Я занимался йогой с 1959 года. Но я же религиовед и занимаюсь всем диапазоном разных традиций, начиная от афро-бразильских и заканчивая индонезийскими или полинезийскими.

Включая воинские практики?

Да. Мне любопытно, как и почему возникало явление в том или ином пространстве в той или иной культуре. Это одна из характеристик понимания этой культуры. В плену я использовал разные традиции – от христианских, от молитвенных и до медитативных. После истязаний ты не можешь встать, но должен все равно держать сознание.

Или ты находишься в камере смертников – одиночной камере, изолированной от мира. Пространство ограничено – у тебя есть только шконка, дыра в полу для канализации и маленькое разбитое окошко – снег залетает, дождь идёт. Здесь люди умирали, потому что это камера смертников, она написана смертью.

Перед тобой стена. Пространство ограничено. Поднимается канализация, вылезают крысы. Я читал лекции крысам, чтобы слышать голос. То есть ты сам. У тебя остаешься только ты здесь на этой шконке. Даже дыхание невозможно, потому что воняет. Ты должен мобилизовывать внутренние резервы, чтобы не просто выживать, а жить внутри полноценной жизнью. Это уровень твоей экзистенции. И тогда ты понимаешь, какой важный груз есть в твоём жизненном рюкзаке.

А можно этот трудный опыт определить как очень сложный ретрит?

Безусловно. Это два года ретритного погружения, где вокруг все враждебно, и ты должен все выдержать. Когда они пытают, для них главное через твое тело сломить твое достоинство, то есть твои стержни. Когда им не удается, это их раздражает. Когда они постоянно видят твою такую простую улыбку, это их выбивает. Это твой фронт, твоя борьба.

У нас есть стереотип, что Украина — это больше христианская страна. Могли ли подумать крымские ханы 400 лет назад, что Крым будет частью Украины? Насколько исламская традиция повлияла на украинский? Даже не в плане формальных религиозных вещей, а именно духовных инстинктов?

Ислам вообще играл и играет роль на этих территориях. Это касается Крымского ханства, Ногайской орды, Буджакской орды. То есть ханская Украина – это большая территория. Когда-то Грушевский сказал о запорожских казаках, что “это христианские воины в мусульманской одежде”. В степи вообще отличить запорожского воина от татарского практически было невозможно. Они тоже брели голову, у них тоже были хохолки, у них тоже были усы. Запорожцы — это не было монолитно украинское представительство. Историк Сергей Плохий говорит, что по разным оценкам, 60% – это были украинцы, а 40% – и турки, и татары, и поляки, и французы, и испанцы.
*****
> _ЦЕЛЬ ЗАДАНИЯ_
Перепишите, пожалуйста, дословно фрагмент интервью между словами «А можно этот» и «именно духовных инстинктов?», включая их. Перечень никак не связан с этим интервью.

> _ПЕРЕЧЕНЬ ДАННЫХ_
*****
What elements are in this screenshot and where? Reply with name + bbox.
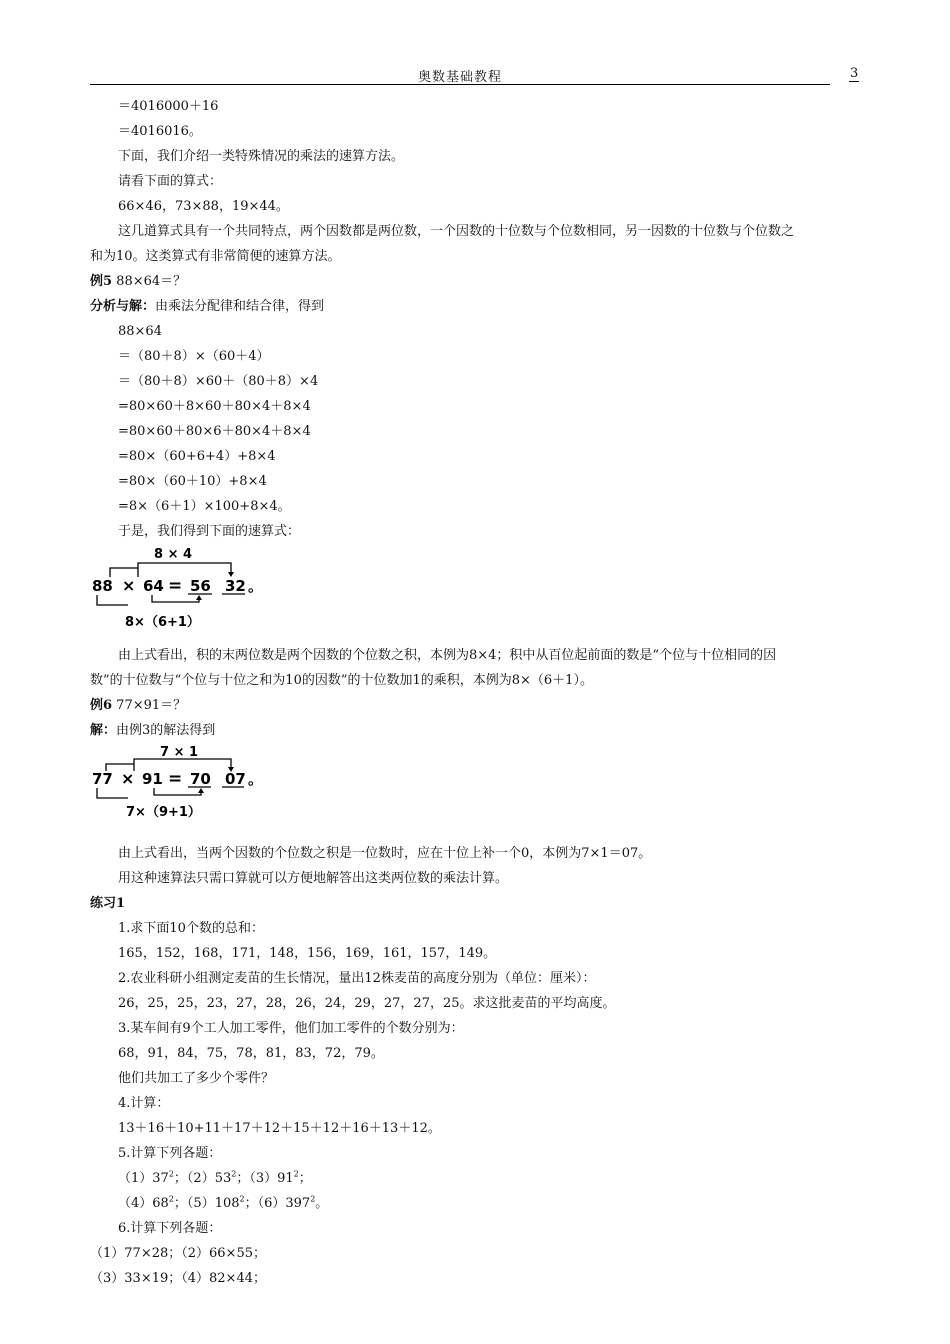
step-line: =8×（6＋1）×100+8×4。 (118, 499, 291, 514)
step-line: =80×（60＋10）+8×4 (118, 474, 267, 489)
analysis-label: 分析与解： (90, 299, 156, 314)
question-line: 165，152，168，171，148，156，169，161，157，149。 (118, 946, 497, 961)
diagram-bottom-label: 7×（9+1） (126, 805, 201, 820)
text-line: ＝4016016。 (118, 124, 202, 139)
text-line: 66×46，73×88，19×44。 (118, 199, 289, 214)
text-line: 这几道算式具有一个共同特点，两个因数都是两位数，一个因数的十位数与个位数相同，另一因数的十位数与个位数之 (118, 224, 795, 239)
text-line: 由上式看出，积的末两位数是两个因数的个位数之积，本例为8×4；积中从百位起前面的数是“个位与十位相同的因 (118, 648, 777, 663)
question-line: 他们共加工了多少个零件？ (118, 1071, 275, 1086)
item-text: ；（5）108 (173, 1196, 240, 1211)
text-line: 由上式看出，当两个因数的个位数之积是一位数时，应在十位上补一个0，本例为7×1＝07。 (118, 846, 652, 861)
item-text: （1）37 (118, 1171, 169, 1186)
period: 。 (248, 577, 264, 595)
diagram-top-label: 7 × 1 (160, 745, 199, 760)
factor-a: 77 (92, 770, 113, 788)
question-line: 26，25，25，23，27，28，26，24，29，27，27，25。求这批麦苗的平均高度。 (118, 996, 616, 1011)
question-line: 5.计算下列各题： (118, 1146, 222, 1161)
equals-sign: = (168, 769, 183, 789)
step-line: 88×64 (118, 324, 162, 339)
practice-label: 练习1 (90, 896, 126, 911)
solution-heading (90, 723, 215, 739)
header-title: 奥数基础教程 (417, 70, 502, 85)
step-line: ＝（80＋8）×60＋（80＋8）×4 (118, 374, 319, 389)
factor-b: 91 (142, 770, 163, 788)
speed-calc-diagram-1 (88, 542, 278, 638)
item-text: 。 (315, 1196, 329, 1211)
times-sign: × (122, 576, 136, 595)
text-line: 用这种速算法只需口算就可以方便地解答出这类两位数的乘法计算。 (118, 871, 509, 886)
step-line: 于是，我们得到下面的速算式： (118, 524, 301, 539)
exponent: 2 (310, 1194, 316, 1204)
step-line: =80×60＋8×60＋80×4＋8×4 (118, 399, 311, 414)
step-line: =80×60＋80×6＋80×4＋8×4 (118, 424, 311, 439)
text-line: 数”的十位数与“个位与十位之和为10的因数”的十位数加1的乘积，本例为8×（6＋1）。 (90, 673, 593, 688)
question-line (118, 1171, 312, 1187)
diagram-top-label: 8 × 4 (154, 547, 193, 562)
question-line: （3）33×19；（4）82×44； (90, 1271, 266, 1286)
question-line (118, 1196, 328, 1212)
result-low: 07 (225, 770, 246, 788)
step-line: =80×（60+6+4）+8×4 (118, 449, 276, 464)
exponent: 2 (231, 1169, 237, 1179)
example-text: 88×64＝？ (112, 274, 187, 289)
diagram-bottom-label: 8×（6+1） (125, 615, 200, 630)
exponent: 2 (168, 1169, 174, 1179)
step-line: ＝（80＋8）×（60＋4） (118, 349, 270, 364)
equals-sign: = (168, 576, 183, 596)
solution-label: 解： (90, 723, 117, 738)
question-line: （1）77×28；（2）66×55； (90, 1246, 266, 1261)
item-text: ；（2）53 (173, 1171, 232, 1186)
result-high: 56 (190, 577, 211, 595)
example-text: 77×91＝？ (112, 698, 187, 713)
question-line: 1.求下面10个数的总和： (118, 921, 264, 936)
question-line: 3.某车间有9个工人加工零件，他们加工零件的个数分别为： (118, 1021, 464, 1036)
exponent: 2 (168, 1194, 174, 1204)
exponent: 2 (239, 1194, 245, 1204)
analysis-heading (90, 299, 324, 315)
page-header (90, 66, 830, 85)
factor-b: 64 (143, 577, 164, 595)
example-6-heading (90, 698, 186, 714)
example-label: 例5 (90, 274, 113, 289)
question-line: 6.计算下列各题： (118, 1221, 222, 1236)
times-sign: × (121, 769, 135, 788)
speed-calc-diagram-2 (88, 740, 278, 828)
period: 。 (248, 770, 264, 788)
question-line: 13＋16＋10+11＋17＋12＋15＋12＋16＋13＋12。 (118, 1121, 441, 1136)
result-low: 32 (225, 577, 246, 595)
item-text: ；（3）91 (236, 1171, 294, 1186)
analysis-text: 由乘法分配律和结合律，得到 (155, 299, 325, 314)
text-line: 和为10。这类算式有非常简便的速算方法。 (90, 249, 341, 264)
text-line: 下面，我们介绍一类特殊情况的乘法的速算方法。 (118, 149, 405, 164)
example-label: 例6 (90, 698, 113, 713)
result-high: 70 (190, 770, 211, 788)
example-5-heading (90, 274, 186, 290)
factor-a: 88 (92, 577, 113, 595)
item-text: （4）68 (118, 1196, 169, 1211)
solution-text: 由例3的解法得到 (116, 723, 216, 738)
question-line: 4.计算： (118, 1096, 170, 1111)
question-line: 2.农业科研小组测定麦苗的生长情况，量出12株麦苗的高度分别为（单位：厘米）： (118, 971, 596, 986)
item-text: ；（6）397 (244, 1196, 311, 1211)
item-text: ； (298, 1171, 312, 1186)
text-line: ＝4016000＋16 (118, 99, 219, 114)
practice-heading (90, 896, 125, 912)
text-line: 请看下面的算式： (118, 174, 223, 189)
page-number: 3 (850, 66, 859, 81)
question-line: 68，91，84，75，78，81，83，72，79。 (118, 1046, 384, 1061)
exponent: 2 (293, 1169, 299, 1179)
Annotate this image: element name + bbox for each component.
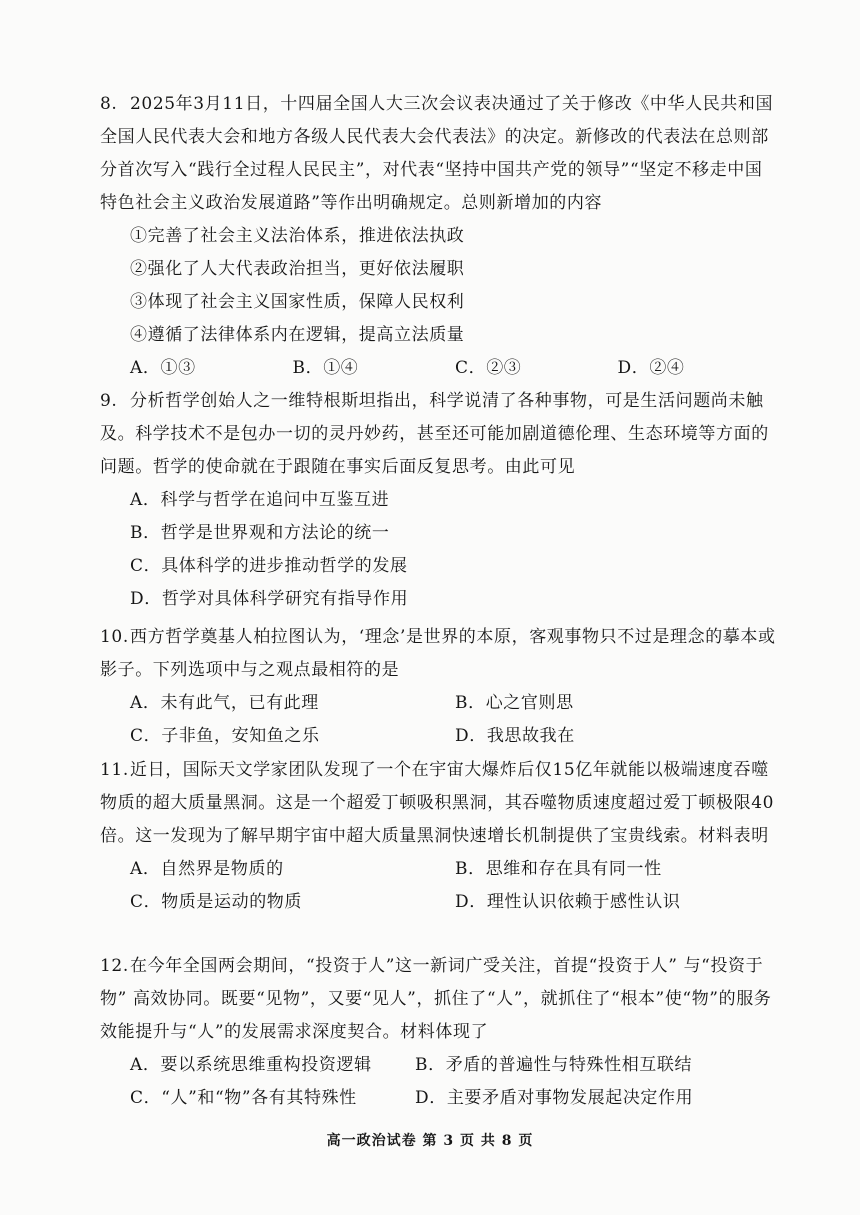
option-c: C．②③	[455, 358, 522, 378]
option-a: A．未有此气，已有此理	[130, 693, 319, 713]
statement-2: ②强化了人大代表政治担当，更好依法履职	[130, 259, 465, 279]
question-10	[100, 621, 780, 753]
option-b: B．思维和存在具有同一性	[455, 859, 662, 879]
option-d: D．理性认识依赖于感性认识	[455, 892, 681, 912]
options-row-2	[100, 1082, 780, 1115]
question-number: 12.	[100, 956, 129, 976]
options-row-1	[100, 853, 780, 886]
options-row-1	[100, 687, 780, 720]
option-d: D．主要矛盾对事物发展起决定作用	[415, 1088, 694, 1108]
option-a: A．自然界是物质的	[130, 859, 284, 879]
option-d: D．我思故我在	[455, 726, 575, 746]
question-8-stem-wrap	[100, 88, 780, 220]
question-12	[100, 950, 780, 1115]
options-row-2	[100, 886, 780, 919]
question-11-stem-wrap	[100, 754, 780, 853]
question-number: 9.	[100, 391, 118, 411]
question-number: 8.	[100, 94, 118, 114]
question-stem: 分析哲学创始人之一维特根斯坦指出，科学说清了各种事物，可是生活问题尚未触及。科学技术不是包办一切的灵丹妙药，甚至还可能加剧道德伦理、生态环境等方面的问题。哲学的使命就在于跟随在事实后面反复思考。由此可见	[100, 391, 769, 477]
option-a: A．①③	[130, 358, 196, 378]
option-d: D．哲学对具体科学研究有指导作用	[130, 589, 409, 609]
options-row-2	[100, 720, 780, 753]
option-c: C．子非鱼，安知鱼之乐	[130, 726, 320, 746]
question-10-stem-wrap	[100, 621, 780, 687]
question-stem: 在今年全国两会期间，“投资于人”这一新词广受关注，首提“投资于人” 与“投资于物” 高效协同。既要“见物”，又要“见人”，抓住了“人”，就抓住了“根本”使“物”的服务效能提升与“人”的发展需求深度契合。材料体现了	[100, 956, 772, 1042]
option-b: B．①④	[292, 358, 359, 378]
question-11	[100, 754, 780, 919]
statement-4: ④遵循了法律体系内在逻辑，提高立法质量	[130, 325, 465, 345]
question-9	[100, 385, 780, 616]
page-footer: 高一政治试卷 第 3 页 共 8 页	[326, 1133, 534, 1149]
option-c: C．“人”和“物”各有其特殊性	[130, 1088, 357, 1108]
question-9-stem-wrap	[100, 385, 780, 484]
option-b: B．矛盾的普遍性与特殊性相互联结	[415, 1055, 693, 1075]
option-c: C．物质是运动的物质	[130, 892, 303, 912]
statement-1: ①完善了社会主义法治体系，推进依法执政	[130, 226, 465, 246]
question-number: 11.	[100, 760, 129, 780]
options-row-1	[100, 1049, 780, 1082]
option-b: B．哲学是世界观和方法论的统一	[130, 523, 390, 543]
statement-3: ③体现了社会主义国家性质，保障人民权利	[130, 292, 465, 312]
question-stem: 西方哲学奠基人柏拉图认为，‘理念’是世界的本原，客观事物只不过是理念的摹本或影子。下列选项中与之观点最相符的是	[100, 627, 776, 680]
question-stem: 近日，国际天文学家团队发现了一个在宇宙大爆炸后仅15亿年就能以极端速度吞噬物质的超大质量黑洞。这是一个超爱丁顿吸积黑洞，其吞噬物质速度超过爱丁顿极限40倍。这一发现为了解早期宇宙中超大质量黑洞快速增长机制提供了宝贵线索。材料表明	[100, 760, 775, 846]
option-a: A．要以系统思维重构投资逻辑	[130, 1055, 372, 1075]
option-a: A．科学与哲学在追问中互鉴互进	[130, 490, 390, 510]
question-number: 10.	[100, 627, 129, 647]
question-12-stem-wrap	[100, 950, 780, 1049]
option-b: B．心之官则思	[455, 693, 574, 713]
option-d: D．②④	[617, 358, 685, 378]
option-c: C．具体科学的进步推动哲学的发展	[130, 556, 408, 576]
question-8	[100, 88, 780, 385]
options-row	[100, 352, 780, 385]
question-stem: 2025年3月11日，十四届全国人大三次会议表决通过了关于修改《中华人民共和国全国人民代表大会和地方各级人民代表大会代表法》的决定。新修改的代表法在总则部分首次写入“践行全过程人民民主”，对代表“坚持中国共产党的领导”“坚定不移走中国特色社会主义政治发展道路”等作出明确规定。总则新增加的内容	[100, 94, 774, 213]
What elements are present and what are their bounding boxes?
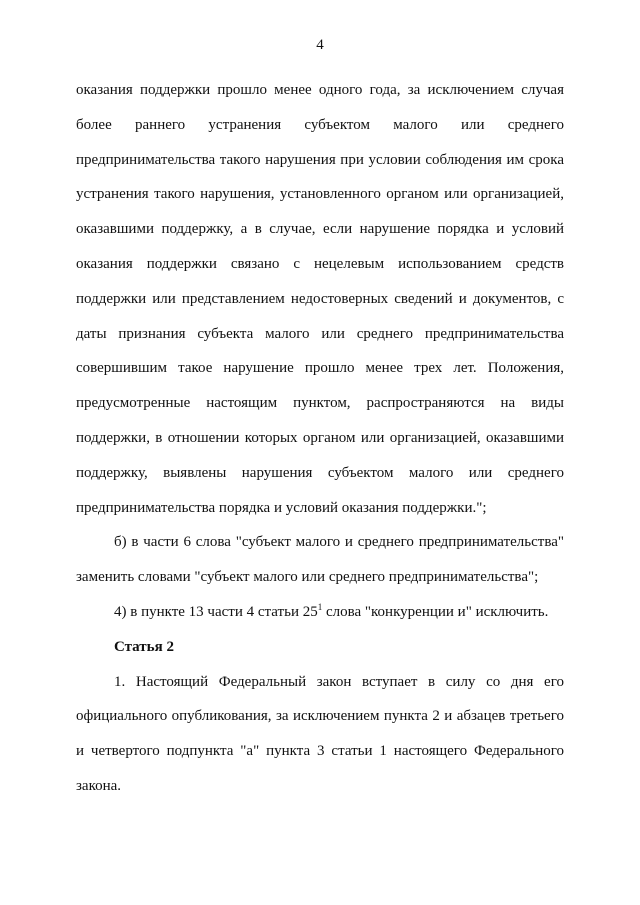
paragraph-article-2-item-1: 1. Настоящий Федеральный закон вступает в силу со дня его официального опубликования, за исключением пункта 2 и абзацев третьего и четвертого подпункта "а" пункта 3 статьи 1 настоящего Федерального закона. <box>76 673 564 794</box>
paragraph-item-4 <box>76 595 564 630</box>
item-4-text-start: 4) в пункте 13 части 4 статьи 25 <box>114 603 318 620</box>
document-body <box>76 73 564 804</box>
superscript-marker: 1 <box>317 601 323 612</box>
article-heading: Статья 2 <box>114 638 174 655</box>
page-number: 4 <box>316 37 324 53</box>
item-4-text-end: слова "конкуренции и" исключить. <box>322 603 549 620</box>
paragraph-item-b: б) в части 6 слова "субъект малого и среднего предпринимательства" заменить словами "субъект малого или среднего предпринимательства"; <box>76 534 564 586</box>
paragraph-continuation: оказания поддержки прошло менее одного года, за исключением случая более раннего устранения субъектом малого или среднего предпринимательства такого нарушения при условии соблюдения им срока устранения такого нарушения, установленного органом или организацией, оказавшими поддержку, а в случае, если нарушение порядка и условий оказания поддержки связано с нецелевым использованием средств поддержки или представлением недостоверных сведений и документов, с даты признания субъекта малого или среднего предпринимательства совершившим такое нарушение прошло менее трех лет. Положения, предусмотренные настоящим пунктом, распространяются на виды поддержки, в отношении которых органом или организацией, оказавшими поддержку, выявлены нарушения субъектом малого или среднего предпринимательства порядка и условий оказания поддержки."; <box>76 82 564 516</box>
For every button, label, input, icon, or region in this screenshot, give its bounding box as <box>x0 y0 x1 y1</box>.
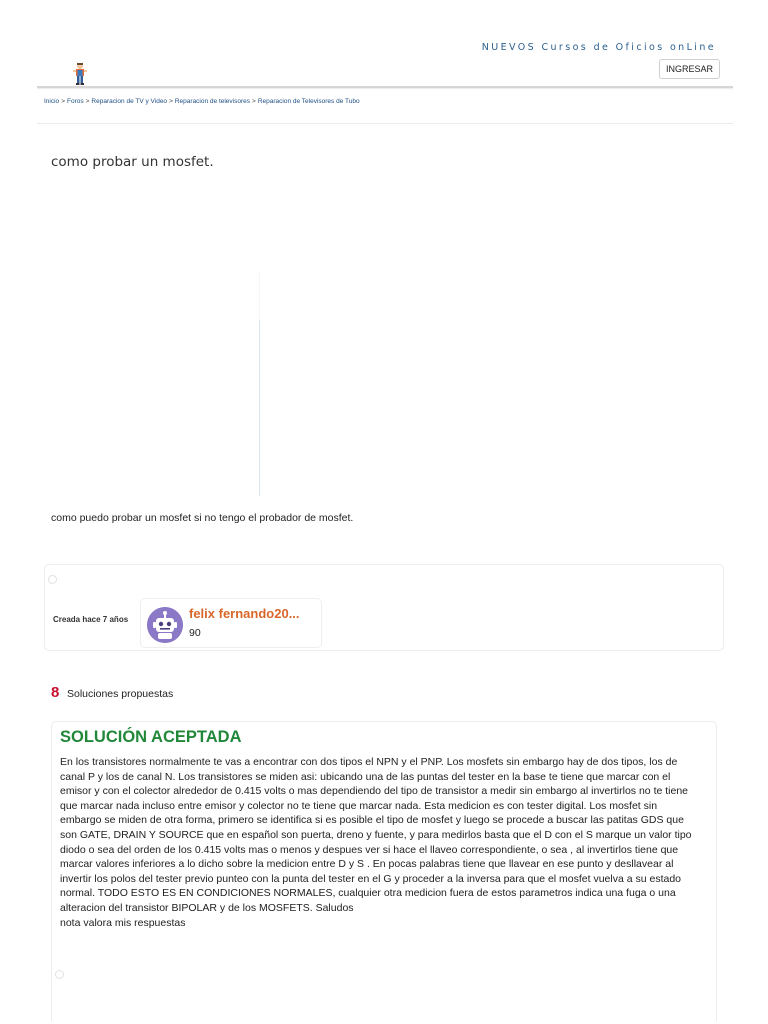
breadcrumb-home[interactable]: Inicio <box>44 98 60 105</box>
question-title: como probar un mosfet. <box>51 154 214 170</box>
author-name-link[interactable]: felix fernando20... <box>189 606 300 621</box>
breadcrumb-separator: > <box>169 98 173 105</box>
breadcrumb-tv-video[interactable]: Reparacion de TV y Video <box>91 98 168 105</box>
breadcrumb-separator: > <box>252 98 256 105</box>
question-author-panel <box>44 564 724 651</box>
site-tagline-link[interactable]: NUEVOS Cursos de Oficios onLine <box>481 42 716 53</box>
question-body: como puedo probar un mosfet si no tengo el probador de mosfet. <box>51 512 354 524</box>
answer-text: En los transistores normalmente te vas a encontrar con dos tipos el NPN y el PNP. Los mosfets sin embargo hay de dos tipos, los de canal P y los de canal N. Los transistores se miden asi: ubicando una de las puntas del tester en la base te tiene que marcar con el emisor y con el colector alrededor de 0.415 volts o mas dependiendo del tipo de transistor a medir sin embargo al invertirlos no te tiene que marcar nada incluso entre emisor y colector no te tiene que marcar nada. Esta medicion es con tester digital. Los mosfet sin embargo se miden de otra forma, primero se identifica si es posible el tipo de mosfet y luego se procede a buscar las patitas GDS que son GATE, DRAIN Y SOURCE que en español son puerta, dreno y fuente, y para medirlos basta que el D con el S marque un valor tipo diodo o sea del orden de los 0.415 volts mas o menos y despues ver si hace el llaveo correspondiente, o sea , al invertirlos tiene que marcar valores inferiores a lo dicho sobre la medicion entre D y S . En pocas palabras tiene que llavear en ese punto y desllavear al invertir los polos del tester previo punteo con la punta del tester en el G y proceder a la inversa para que el mosfet vuelva a su estado normal. TODO ESTO ES EN CONDICIONES NORMALES, cualquier otra medicion fuera de estos parametros indica una fuga o una alteracion del transistor BIPOLAR y de los MOSFETS. Saludos <box>60 756 692 914</box>
circle-icon <box>55 970 64 979</box>
answer-body <box>60 755 700 930</box>
breadcrumb-divider <box>37 123 733 124</box>
breadcrumb-televisores[interactable]: Reparacion de televisores <box>174 98 251 105</box>
accepted-solution-badge: SOLUCIÓN ACEPTADA <box>60 728 242 746</box>
solutions-count: 8 <box>51 684 60 701</box>
breadcrumb-separator: > <box>85 98 90 105</box>
ad-placeholder-divider <box>259 320 260 496</box>
login-button[interactable]: INGRESAR <box>659 59 720 79</box>
site-logo-icon[interactable] <box>70 62 90 86</box>
user-card[interactable] <box>140 598 322 648</box>
robot-avatar-icon[interactable] <box>147 607 183 643</box>
ad-placeholder-divider <box>259 272 260 320</box>
breadcrumb-tubo[interactable]: Reparacion de Televisores de Tubo <box>257 98 360 105</box>
breadcrumb <box>44 98 360 105</box>
accepted-answer-card <box>51 721 717 1021</box>
breadcrumb-forums[interactable]: Foros <box>66 98 84 105</box>
breadcrumb-separator: > <box>61 98 65 105</box>
author-score: 90 <box>189 627 201 639</box>
circle-icon <box>48 575 57 584</box>
answer-footer-note: nota valora mis respuestas <box>60 916 186 929</box>
created-date: Creada hace 7 años <box>53 615 129 624</box>
solutions-label: Soluciones propuestas <box>67 688 174 700</box>
header-divider <box>37 86 733 88</box>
*****
> _ПРАВИЛЬНЫЙ ОТВЕТ_
А можно этот трудный опыт определить как очень сложный ретрит?

Безусловно. Это два года ретритного погружения, где вокруг все враждебно, и ты должен все выдержать. Когда они пытают, для них главное через твое тело сломить твое достоинство, то есть твои стержни. Когда им не удается, это их раздражает. Когда они постоянно видят твою такую простую улыбку, это их выбивает. Это твой фронт, твоя борьба.

У нас есть стереотип, что Украина — это больше христианская страна. Могли ли подумать крымские ханы 400 лет назад, что Крым будет частью Украины? Насколько исламская традиция повлияла на украинский? Даже не в плане формальных религиозных вещей, а именно духовных инстинктов?